INSTRUCTIONS TO FOLLOW:
Render the records as a Markdown table with the columns Row and Line, starting with the first line of the records and continuing through the line containing "lon-label: 70°W bbox=[596, 1160, 652, 1184]", both included. Omit blank lines.

DATASET CONTENT:
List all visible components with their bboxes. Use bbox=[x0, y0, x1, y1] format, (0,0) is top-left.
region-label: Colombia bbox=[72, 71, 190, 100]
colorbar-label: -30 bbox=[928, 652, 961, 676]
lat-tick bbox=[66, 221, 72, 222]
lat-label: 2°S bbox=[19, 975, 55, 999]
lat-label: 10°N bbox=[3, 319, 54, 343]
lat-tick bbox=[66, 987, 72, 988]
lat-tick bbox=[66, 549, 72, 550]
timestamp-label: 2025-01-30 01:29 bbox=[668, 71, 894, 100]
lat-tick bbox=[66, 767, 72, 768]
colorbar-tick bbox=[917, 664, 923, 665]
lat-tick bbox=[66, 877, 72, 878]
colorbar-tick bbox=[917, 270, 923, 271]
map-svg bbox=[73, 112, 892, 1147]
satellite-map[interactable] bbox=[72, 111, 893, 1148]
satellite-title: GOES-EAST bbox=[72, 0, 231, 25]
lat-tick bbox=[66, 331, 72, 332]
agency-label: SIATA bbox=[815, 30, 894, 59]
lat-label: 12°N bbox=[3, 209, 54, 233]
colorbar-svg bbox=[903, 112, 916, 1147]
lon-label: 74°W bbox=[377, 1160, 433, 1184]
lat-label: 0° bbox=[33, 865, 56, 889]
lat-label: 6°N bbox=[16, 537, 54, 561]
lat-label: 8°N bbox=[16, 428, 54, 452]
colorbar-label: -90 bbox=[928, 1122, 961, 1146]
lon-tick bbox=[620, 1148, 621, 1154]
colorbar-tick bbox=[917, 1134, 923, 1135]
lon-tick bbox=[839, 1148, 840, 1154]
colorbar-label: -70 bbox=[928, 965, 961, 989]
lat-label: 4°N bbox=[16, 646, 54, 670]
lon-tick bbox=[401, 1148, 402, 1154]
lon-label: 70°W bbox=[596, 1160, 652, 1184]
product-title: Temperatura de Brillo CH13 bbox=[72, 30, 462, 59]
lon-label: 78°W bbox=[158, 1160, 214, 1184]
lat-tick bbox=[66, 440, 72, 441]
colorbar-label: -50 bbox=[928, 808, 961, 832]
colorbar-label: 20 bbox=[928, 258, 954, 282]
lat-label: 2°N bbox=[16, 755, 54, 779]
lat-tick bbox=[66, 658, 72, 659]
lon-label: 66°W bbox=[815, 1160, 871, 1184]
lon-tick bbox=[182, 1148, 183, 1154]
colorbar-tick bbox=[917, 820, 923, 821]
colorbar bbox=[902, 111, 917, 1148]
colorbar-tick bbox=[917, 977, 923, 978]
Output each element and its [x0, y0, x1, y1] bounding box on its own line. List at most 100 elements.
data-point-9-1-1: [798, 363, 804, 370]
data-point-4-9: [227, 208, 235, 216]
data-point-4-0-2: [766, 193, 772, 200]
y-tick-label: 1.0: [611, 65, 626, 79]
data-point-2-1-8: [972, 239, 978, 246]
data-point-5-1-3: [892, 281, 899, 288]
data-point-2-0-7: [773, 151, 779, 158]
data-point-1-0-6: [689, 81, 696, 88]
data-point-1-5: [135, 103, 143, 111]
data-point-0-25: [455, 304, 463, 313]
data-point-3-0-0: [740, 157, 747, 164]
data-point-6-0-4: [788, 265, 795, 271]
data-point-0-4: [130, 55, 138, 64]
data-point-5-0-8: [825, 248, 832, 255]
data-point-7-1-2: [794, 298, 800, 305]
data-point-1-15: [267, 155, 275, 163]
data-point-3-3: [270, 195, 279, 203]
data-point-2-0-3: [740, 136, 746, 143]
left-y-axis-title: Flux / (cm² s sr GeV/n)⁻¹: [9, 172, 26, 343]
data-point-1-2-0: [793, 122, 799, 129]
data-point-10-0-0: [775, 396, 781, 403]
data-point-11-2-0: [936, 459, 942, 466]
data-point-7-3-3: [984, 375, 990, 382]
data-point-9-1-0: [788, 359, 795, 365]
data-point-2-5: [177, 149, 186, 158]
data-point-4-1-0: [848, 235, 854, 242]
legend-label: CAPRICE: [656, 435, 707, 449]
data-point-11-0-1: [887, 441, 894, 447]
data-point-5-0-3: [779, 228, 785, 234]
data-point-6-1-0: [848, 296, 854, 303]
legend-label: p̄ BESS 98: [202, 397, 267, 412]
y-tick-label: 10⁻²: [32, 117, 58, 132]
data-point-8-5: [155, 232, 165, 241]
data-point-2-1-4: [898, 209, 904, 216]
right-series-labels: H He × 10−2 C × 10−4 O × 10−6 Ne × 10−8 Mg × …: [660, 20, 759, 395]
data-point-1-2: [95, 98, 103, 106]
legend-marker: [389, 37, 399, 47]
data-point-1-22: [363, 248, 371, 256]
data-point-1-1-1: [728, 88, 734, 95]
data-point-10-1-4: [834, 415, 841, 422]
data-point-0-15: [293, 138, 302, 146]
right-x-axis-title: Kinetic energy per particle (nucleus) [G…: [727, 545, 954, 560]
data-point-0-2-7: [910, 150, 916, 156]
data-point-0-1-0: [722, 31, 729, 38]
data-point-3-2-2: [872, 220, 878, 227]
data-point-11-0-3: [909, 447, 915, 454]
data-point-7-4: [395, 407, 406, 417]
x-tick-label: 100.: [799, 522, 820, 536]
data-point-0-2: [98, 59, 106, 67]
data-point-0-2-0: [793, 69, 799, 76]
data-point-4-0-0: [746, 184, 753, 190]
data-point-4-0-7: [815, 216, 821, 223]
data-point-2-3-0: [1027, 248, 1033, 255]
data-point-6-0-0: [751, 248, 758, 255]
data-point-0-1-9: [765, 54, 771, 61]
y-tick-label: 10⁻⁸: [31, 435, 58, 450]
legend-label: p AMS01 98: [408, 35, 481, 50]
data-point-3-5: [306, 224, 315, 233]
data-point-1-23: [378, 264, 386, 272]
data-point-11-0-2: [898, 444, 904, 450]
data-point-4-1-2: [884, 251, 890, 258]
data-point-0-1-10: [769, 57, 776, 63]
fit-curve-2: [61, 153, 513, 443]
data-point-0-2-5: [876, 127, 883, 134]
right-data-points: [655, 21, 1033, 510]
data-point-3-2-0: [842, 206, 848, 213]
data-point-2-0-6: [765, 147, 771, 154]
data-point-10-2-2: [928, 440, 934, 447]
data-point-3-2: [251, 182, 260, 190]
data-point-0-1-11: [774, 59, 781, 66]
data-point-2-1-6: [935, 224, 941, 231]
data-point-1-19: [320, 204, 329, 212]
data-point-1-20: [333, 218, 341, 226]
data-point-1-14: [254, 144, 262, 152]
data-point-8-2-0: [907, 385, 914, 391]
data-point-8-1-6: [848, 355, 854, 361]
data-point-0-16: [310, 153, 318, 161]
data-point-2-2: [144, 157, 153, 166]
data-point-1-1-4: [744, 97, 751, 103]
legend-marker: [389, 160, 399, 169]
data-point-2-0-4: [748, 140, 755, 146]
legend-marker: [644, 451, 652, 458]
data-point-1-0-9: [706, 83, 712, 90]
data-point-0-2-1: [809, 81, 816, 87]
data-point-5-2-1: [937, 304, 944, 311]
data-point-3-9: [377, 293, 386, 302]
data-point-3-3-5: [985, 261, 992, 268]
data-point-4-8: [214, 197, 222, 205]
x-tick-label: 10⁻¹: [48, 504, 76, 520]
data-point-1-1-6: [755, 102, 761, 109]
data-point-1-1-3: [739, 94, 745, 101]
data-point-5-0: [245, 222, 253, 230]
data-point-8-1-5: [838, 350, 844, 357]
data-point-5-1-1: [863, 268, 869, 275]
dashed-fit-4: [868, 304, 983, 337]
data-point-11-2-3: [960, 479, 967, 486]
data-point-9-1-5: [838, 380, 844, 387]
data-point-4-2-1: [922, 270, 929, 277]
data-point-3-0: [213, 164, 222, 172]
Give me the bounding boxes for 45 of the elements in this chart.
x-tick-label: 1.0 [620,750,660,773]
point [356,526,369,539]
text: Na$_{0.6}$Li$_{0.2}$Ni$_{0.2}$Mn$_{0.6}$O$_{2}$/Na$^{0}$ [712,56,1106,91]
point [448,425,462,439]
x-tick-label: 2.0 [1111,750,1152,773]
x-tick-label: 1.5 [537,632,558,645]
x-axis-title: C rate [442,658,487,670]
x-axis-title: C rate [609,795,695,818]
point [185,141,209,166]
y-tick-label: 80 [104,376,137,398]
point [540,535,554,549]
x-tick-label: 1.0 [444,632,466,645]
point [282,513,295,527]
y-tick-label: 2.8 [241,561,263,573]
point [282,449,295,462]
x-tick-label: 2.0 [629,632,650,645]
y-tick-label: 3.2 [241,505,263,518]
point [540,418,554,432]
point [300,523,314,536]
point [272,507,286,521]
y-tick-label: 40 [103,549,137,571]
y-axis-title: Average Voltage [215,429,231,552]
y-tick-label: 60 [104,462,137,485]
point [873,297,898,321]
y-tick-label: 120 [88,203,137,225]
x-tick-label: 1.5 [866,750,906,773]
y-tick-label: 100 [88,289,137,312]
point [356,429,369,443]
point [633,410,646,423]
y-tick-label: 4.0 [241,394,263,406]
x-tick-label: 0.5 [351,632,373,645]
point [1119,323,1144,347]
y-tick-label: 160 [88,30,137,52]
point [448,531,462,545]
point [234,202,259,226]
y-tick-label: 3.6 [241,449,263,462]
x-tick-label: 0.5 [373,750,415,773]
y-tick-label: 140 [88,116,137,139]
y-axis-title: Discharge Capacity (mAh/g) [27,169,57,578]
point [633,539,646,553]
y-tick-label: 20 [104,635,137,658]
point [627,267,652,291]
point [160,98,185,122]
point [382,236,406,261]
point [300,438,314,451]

WRITTEN RESPONSE:
| Row | Line |
|---|---|
| 1 | List all visible components with their bboxes. Use bbox=[x0, y0, x1, y1] format, (0,0) is top-left. |
| 2 | region-label: Colombia bbox=[72, 71, 190, 100] |
| 3 | colorbar-label: -30 bbox=[928, 652, 961, 676] |
| 4 | lat-tick bbox=[66, 221, 72, 222] |
| 5 | lat-label: 2°S bbox=[19, 975, 55, 999] |
| 6 | lat-label: 10°N bbox=[3, 319, 54, 343] |
| 7 | lat-tick bbox=[66, 987, 72, 988] |
| 8 | lat-tick bbox=[66, 549, 72, 550] |
| 9 | timestamp-label: 2025-01-30 01:29 bbox=[668, 71, 894, 100] |
| 10 | lat-tick bbox=[66, 767, 72, 768] |
| 11 | colorbar-tick bbox=[917, 664, 923, 665] |
| 12 | lat-tick bbox=[66, 877, 72, 878] |
| 13 | colorbar-tick bbox=[917, 270, 923, 271] |
| 14 | map-svg bbox=[73, 112, 892, 1147] |
| 15 | satellite-map[interactable] bbox=[72, 111, 893, 1148] |
| 16 | satellite-title: GOES-EAST bbox=[72, 0, 231, 25] |
| 17 | lat-tick bbox=[66, 331, 72, 332] |
| 18 | agency-label: SIATA bbox=[815, 30, 894, 59] |
| 19 | lat-label: 12°N bbox=[3, 209, 54, 233] |
| 20 | colorbar-svg bbox=[903, 112, 916, 1147] |
| 21 | lon-label: 74°W bbox=[377, 1160, 433, 1184] |
| 22 | lat-label: 0° bbox=[33, 865, 56, 889] |
| 23 | lat-label: 6°N bbox=[16, 537, 54, 561] |
| 24 | lat-label: 8°N bbox=[16, 428, 54, 452] |
| 25 | colorbar-label: -90 bbox=[928, 1122, 961, 1146] |
| 26 | lon-tick bbox=[620, 1148, 621, 1154] |
| 27 | colorbar-tick bbox=[917, 1134, 923, 1135] |
| 28 | lon-tick bbox=[839, 1148, 840, 1154] |
| 29 | colorbar-label: -70 bbox=[928, 965, 961, 989] |
| 30 | lat-label: 4°N bbox=[16, 646, 54, 670] |
| 31 | lon-tick bbox=[401, 1148, 402, 1154] |
| 32 | lon-label: 70°W bbox=[596, 1160, 652, 1184] |